Pull out every line below that contains the word "profession".

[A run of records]
◆ ◆ ◆ ◆

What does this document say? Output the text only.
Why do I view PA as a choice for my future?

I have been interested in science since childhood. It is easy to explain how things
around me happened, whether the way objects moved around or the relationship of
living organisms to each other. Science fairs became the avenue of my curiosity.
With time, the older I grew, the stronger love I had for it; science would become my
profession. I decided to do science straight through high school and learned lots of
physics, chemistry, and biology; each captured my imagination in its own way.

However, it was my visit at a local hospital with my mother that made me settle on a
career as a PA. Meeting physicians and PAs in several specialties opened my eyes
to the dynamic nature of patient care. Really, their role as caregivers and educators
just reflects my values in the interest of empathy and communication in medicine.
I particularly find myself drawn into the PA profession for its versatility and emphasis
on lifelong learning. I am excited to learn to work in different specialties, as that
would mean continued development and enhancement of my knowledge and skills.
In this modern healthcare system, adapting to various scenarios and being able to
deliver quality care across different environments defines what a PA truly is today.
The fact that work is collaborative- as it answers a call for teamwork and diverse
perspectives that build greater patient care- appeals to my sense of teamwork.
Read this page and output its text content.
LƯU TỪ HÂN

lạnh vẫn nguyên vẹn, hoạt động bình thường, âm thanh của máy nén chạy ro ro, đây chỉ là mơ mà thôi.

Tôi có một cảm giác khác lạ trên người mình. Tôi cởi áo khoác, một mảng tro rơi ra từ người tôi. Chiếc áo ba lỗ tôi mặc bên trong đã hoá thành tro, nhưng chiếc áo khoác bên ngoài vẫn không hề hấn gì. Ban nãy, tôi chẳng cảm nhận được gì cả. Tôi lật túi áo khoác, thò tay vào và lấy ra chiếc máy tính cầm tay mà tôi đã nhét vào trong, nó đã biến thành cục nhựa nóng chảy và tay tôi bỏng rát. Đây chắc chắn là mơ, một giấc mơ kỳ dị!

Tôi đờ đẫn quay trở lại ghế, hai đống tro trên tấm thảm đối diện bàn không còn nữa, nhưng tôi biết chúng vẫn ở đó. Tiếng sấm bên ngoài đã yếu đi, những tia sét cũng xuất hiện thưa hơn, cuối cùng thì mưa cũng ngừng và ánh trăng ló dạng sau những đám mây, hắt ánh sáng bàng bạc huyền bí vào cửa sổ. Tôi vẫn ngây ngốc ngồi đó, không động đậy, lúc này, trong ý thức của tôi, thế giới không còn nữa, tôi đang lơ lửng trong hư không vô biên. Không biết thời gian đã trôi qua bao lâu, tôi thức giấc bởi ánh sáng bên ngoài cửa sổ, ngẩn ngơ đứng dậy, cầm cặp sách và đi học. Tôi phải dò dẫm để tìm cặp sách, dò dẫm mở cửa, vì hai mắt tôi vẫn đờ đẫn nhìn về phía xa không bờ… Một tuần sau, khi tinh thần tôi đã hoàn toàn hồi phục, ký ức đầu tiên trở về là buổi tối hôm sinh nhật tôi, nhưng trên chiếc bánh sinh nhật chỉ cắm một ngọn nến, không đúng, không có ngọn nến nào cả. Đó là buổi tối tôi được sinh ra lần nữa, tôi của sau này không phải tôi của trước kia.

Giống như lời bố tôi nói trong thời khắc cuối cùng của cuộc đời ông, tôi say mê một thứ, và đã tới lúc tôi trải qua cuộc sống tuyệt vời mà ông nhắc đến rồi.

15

◆ ◆ ◆ ◆

* [RIGHT ANSWER]:
profession. I decided to do science straight through high school and learned lots of
I particularly find myself drawn into the PA profession for its versatility and emphasis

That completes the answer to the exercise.